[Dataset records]
———

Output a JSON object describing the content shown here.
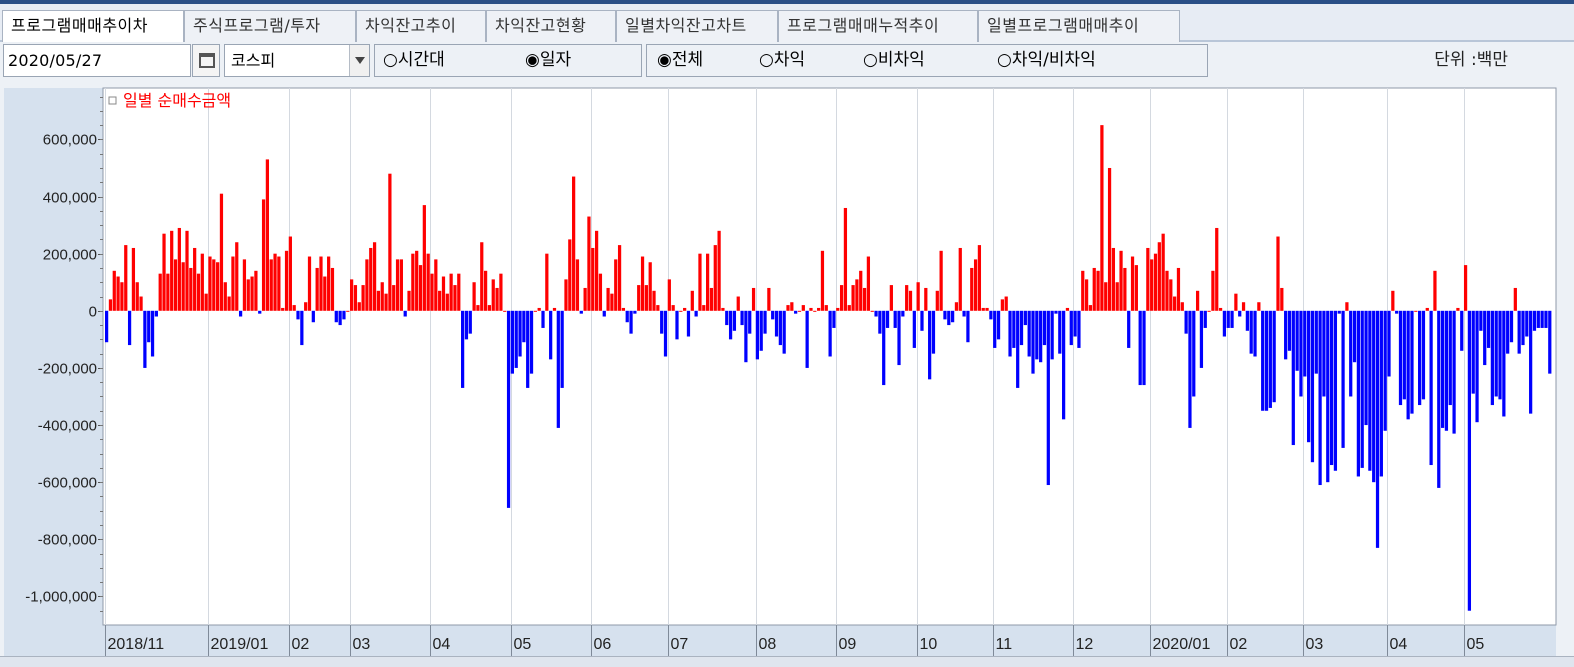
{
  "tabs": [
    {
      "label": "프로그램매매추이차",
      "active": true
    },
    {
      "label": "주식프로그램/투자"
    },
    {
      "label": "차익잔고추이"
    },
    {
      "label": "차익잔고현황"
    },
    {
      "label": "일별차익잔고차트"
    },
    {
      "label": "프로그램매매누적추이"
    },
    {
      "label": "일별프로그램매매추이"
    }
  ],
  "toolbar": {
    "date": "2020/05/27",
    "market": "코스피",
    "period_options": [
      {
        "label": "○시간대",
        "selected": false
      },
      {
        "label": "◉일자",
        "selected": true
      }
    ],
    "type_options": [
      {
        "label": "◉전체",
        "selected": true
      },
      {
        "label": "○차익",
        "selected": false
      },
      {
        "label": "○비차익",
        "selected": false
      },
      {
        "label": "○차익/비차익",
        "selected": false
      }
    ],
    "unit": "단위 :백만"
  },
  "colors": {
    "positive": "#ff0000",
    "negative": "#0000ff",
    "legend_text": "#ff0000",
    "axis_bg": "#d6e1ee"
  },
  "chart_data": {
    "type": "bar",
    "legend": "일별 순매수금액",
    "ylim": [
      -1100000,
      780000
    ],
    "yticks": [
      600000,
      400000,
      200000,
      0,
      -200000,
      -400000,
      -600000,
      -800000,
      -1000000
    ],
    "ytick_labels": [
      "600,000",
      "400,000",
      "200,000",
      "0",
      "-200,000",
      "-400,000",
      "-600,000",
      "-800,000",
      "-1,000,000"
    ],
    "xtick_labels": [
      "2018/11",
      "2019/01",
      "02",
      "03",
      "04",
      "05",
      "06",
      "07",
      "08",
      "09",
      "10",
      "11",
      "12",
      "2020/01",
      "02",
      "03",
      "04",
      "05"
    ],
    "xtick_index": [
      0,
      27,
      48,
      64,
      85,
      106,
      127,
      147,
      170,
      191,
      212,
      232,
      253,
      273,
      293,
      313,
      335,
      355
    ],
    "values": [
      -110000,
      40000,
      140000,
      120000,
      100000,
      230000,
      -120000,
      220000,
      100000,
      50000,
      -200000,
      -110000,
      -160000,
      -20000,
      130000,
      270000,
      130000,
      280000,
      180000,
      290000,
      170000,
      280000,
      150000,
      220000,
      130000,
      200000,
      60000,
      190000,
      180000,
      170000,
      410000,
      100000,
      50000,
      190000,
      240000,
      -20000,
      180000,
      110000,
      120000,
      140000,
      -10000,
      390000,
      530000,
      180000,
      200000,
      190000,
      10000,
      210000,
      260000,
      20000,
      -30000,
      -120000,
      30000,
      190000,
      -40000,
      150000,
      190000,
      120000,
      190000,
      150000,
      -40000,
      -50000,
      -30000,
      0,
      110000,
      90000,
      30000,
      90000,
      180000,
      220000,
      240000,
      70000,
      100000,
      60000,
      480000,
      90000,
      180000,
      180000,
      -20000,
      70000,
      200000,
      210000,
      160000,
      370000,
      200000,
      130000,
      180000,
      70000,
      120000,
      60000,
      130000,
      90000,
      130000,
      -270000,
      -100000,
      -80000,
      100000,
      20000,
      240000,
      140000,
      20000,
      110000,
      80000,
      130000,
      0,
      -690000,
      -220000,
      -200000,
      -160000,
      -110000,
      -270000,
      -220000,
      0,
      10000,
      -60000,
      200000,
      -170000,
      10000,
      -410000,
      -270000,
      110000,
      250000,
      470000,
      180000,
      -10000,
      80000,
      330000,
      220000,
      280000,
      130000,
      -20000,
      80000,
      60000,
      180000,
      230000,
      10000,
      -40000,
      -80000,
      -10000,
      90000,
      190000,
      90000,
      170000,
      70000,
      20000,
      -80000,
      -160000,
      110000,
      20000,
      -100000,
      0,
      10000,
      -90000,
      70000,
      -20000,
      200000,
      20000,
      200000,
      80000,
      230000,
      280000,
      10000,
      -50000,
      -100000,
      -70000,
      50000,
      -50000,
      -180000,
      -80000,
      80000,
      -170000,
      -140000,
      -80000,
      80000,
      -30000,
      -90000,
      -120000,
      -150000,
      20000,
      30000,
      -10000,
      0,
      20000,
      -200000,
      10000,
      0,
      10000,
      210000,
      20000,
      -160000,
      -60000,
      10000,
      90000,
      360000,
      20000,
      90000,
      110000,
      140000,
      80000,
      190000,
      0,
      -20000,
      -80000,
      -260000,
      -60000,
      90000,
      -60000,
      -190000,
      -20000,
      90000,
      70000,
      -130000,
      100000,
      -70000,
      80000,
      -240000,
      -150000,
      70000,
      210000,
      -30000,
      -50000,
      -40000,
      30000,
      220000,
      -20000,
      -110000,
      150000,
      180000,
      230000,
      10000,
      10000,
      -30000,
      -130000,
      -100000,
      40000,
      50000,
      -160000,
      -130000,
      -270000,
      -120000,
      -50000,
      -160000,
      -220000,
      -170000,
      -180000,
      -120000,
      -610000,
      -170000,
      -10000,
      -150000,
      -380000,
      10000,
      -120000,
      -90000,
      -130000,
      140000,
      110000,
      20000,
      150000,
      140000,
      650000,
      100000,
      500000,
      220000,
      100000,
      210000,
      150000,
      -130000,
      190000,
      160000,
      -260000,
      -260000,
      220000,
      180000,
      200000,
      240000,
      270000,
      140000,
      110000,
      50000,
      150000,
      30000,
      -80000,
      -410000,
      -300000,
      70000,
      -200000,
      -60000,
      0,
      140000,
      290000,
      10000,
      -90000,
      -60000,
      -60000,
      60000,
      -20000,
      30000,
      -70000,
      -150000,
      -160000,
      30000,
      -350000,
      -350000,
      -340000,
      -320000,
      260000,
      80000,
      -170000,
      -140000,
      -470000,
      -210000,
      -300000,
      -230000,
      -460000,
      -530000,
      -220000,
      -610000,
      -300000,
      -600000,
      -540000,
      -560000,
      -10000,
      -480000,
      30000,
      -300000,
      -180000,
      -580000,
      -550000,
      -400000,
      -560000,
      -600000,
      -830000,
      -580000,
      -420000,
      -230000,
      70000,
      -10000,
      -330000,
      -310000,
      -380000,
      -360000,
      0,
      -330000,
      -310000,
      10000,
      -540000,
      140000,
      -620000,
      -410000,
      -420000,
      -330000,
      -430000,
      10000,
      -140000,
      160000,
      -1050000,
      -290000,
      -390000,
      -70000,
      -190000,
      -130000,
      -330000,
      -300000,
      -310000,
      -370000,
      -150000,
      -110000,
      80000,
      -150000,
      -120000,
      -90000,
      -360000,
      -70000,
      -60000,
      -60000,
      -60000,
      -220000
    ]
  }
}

———

→ What the exercise asks
Repeat the material above in full and unchanged, minus its images.

→ Result for this task
Output a JSON object describing the content shown here.
{
  "tabs": [
    {
      "label": "프로그램매매추이차",
      "active": true
    },
    {
      "label": "주식프로그램/투자"
    },
    {
      "label": "차익잔고추이"
    },
    {
      "label": "차익잔고현황"
    },
    {
      "label": "일별차익잔고차트"
    },
    {
      "label": "프로그램매매누적추이"
    },
    {
      "label": "일별프로그램매매추이"
    }
  ],
  "toolbar": {
    "date": "2020/05/27",
    "market": "코스피",
    "period_options": [
      {
        "label": "○시간대",
        "selected": false
      },
      {
        "label": "◉일자",
        "selected": true
      }
    ],
    "type_options": [
      {
        "label": "◉전체",
        "selected": true
      },
      {
        "label": "○차익",
        "selected": false
      },
      {
        "label": "○비차익",
        "selected": false
      },
      {
        "label": "○차익/비차익",
        "selected": false
      }
    ],
    "unit": "단위 :백만"
  },
  "colors": {
    "positive": "#ff0000",
    "negative": "#0000ff",
    "legend_text": "#ff0000",
    "axis_bg": "#d6e1ee"
  },
  "chart_data": {
    "type": "bar",
    "legend": "일별 순매수금액",
    "ylim": [
      -1100000,
      780000
    ],
    "yticks": [
      600000,
      400000,
      200000,
      0,
      -200000,
      -400000,
      -600000,
      -800000,
      -1000000
    ],
    "ytick_labels": [
      "600,000",
      "400,000",
      "200,000",
      "0",
      "-200,000",
      "-400,000",
      "-600,000",
      "-800,000",
      "-1,000,000"
    ],
    "xtick_labels": [
      "2018/11",
      "2019/01",
      "02",
      "03",
      "04",
      "05",
      "06",
      "07",
      "08",
      "09",
      "10",
      "11",
      "12",
      "2020/01",
      "02",
      "03",
      "04",
      "05"
    ],
    "xtick_index": [
      0,
      27,
      48,
      64,
      85,
      106,
      127,
      147,
      170,
      191,
      212,
      232,
      253,
      273,
      293,
      313,
      335,
      355
    ],
    "values": [
      -110000,
      40000,
      140000,
      120000,
      100000,
      230000,
      -120000,
      220000,
      100000,
      50000,
      -200000,
      -110000,
      -160000,
      -20000,
      130000,
      270000,
      130000,
      280000,
      180000,
      290000,
      170000,
      280000,
      150000,
      220000,
      130000,
      200000,
      60000,
      190000,
      180000,
      170000,
      410000,
      100000,
      50000,
      190000,
      240000,
      -20000,
      180000,
      110000,
      120000,
      140000,
      -10000,
      390000,
      530000,
      180000,
      200000,
      190000,
      10000,
      210000,
      260000,
      20000,
      -30000,
      -120000,
      30000,
      190000,
      -40000,
      150000,
      190000,
      120000,
      190000,
      150000,
      -40000,
      -50000,
      -30000,
      0,
      110000,
      90000,
      30000,
      90000,
      180000,
      220000,
      240000,
      70000,
      100000,
      60000,
      480000,
      90000,
      180000,
      180000,
      -20000,
      70000,
      200000,
      210000,
      160000,
      370000,
      200000,
      130000,
      180000,
      70000,
      120000,
      60000,
      130000,
      90000,
      130000,
      -270000,
      -100000,
      -80000,
      100000,
      20000,
      240000,
      140000,
      20000,
      110000,
      80000,
      130000,
      0,
      -690000,
      -220000,
      -200000,
      -160000,
      -110000,
      -270000,
      -220000,
      0,
      10000,
      -60000,
      200000,
      -170000,
      10000,
      -410000,
      -270000,
      110000,
      250000,
      470000,
      180000,
      -10000,
      80000,
      330000,
      220000,
      280000,
      130000,
      -20000,
      80000,
      60000,
      180000,
      230000,
      10000,
      -40000,
      -80000,
      -10000,
      90000,
      190000,
      90000,
      170000,
      70000,
      20000,
      -80000,
      -160000,
      110000,
      20000,
      -100000,
      0,
      10000,
      -90000,
      70000,
      -20000,
      200000,
      20000,
      200000,
      80000,
      230000,
      280000,
      10000,
      -50000,
      -100000,
      -70000,
      50000,
      -50000,
      -180000,
      -80000,
      80000,
      -170000,
      -140000,
      -80000,
      80000,
      -30000,
      -90000,
      -120000,
      -150000,
      20000,
      30000,
      -10000,
      0,
      20000,
      -200000,
      10000,
      0,
      10000,
      210000,
      20000,
      -160000,
      -60000,
      10000,
      90000,
      360000,
      20000,
      90000,
      110000,
      140000,
      80000,
      190000,
      0,
      -20000,
      -80000,
      -260000,
      -60000,
      90000,
      -60000,
      -190000,
      -20000,
      90000,
      70000,
      -130000,
      100000,
      -70000,
      80000,
      -240000,
      -150000,
      70000,
      210000,
      -30000,
      -50000,
      -40000,
      30000,
      220000,
      -20000,
      -110000,
      150000,
      180000,
      230000,
      10000,
      10000,
      -30000,
      -130000,
      -100000,
      40000,
      50000,
      -160000,
      -130000,
      -270000,
      -120000,
      -50000,
      -160000,
      -220000,
      -170000,
      -180000,
      -120000,
      -610000,
      -170000,
      -10000,
      -150000,
      -380000,
      10000,
      -120000,
      -90000,
      -130000,
      140000,
      110000,
      20000,
      150000,
      140000,
      650000,
      100000,
      500000,
      220000,
      100000,
      210000,
      150000,
      -130000,
      190000,
      160000,
      -260000,
      -260000,
      220000,
      180000,
      200000,
      240000,
      270000,
      140000,
      110000,
      50000,
      150000,
      30000,
      -80000,
      -410000,
      -300000,
      70000,
      -200000,
      -60000,
      0,
      140000,
      290000,
      10000,
      -90000,
      -60000,
      -60000,
      60000,
      -20000,
      30000,
      -70000,
      -150000,
      -160000,
      30000,
      -350000,
      -350000,
      -340000,
      -320000,
      260000,
      80000,
      -170000,
      -140000,
      -470000,
      -210000,
      -300000,
      -230000,
      -460000,
      -530000,
      -220000,
      -610000,
      -300000,
      -600000,
      -540000,
      -560000,
      -10000,
      -480000,
      30000,
      -300000,
      -180000,
      -580000,
      -550000,
      -400000,
      -560000,
      -600000,
      -830000,
      -580000,
      -420000,
      -230000,
      70000,
      -10000,
      -330000,
      -310000,
      -380000,
      -360000,
      0,
      -330000,
      -310000,
      10000,
      -540000,
      140000,
      -620000,
      -410000,
      -420000,
      -330000,
      -430000,
      10000,
      -140000,
      160000,
      -1050000,
      -290000,
      -390000,
      -70000,
      -190000,
      -130000,
      -330000,
      -300000,
      -310000,
      -370000,
      -150000,
      -110000,
      80000,
      -150000,
      -120000,
      -90000,
      -360000,
      -70000,
      -60000,
      -60000,
      -60000,
      -220000
    ]
  }
}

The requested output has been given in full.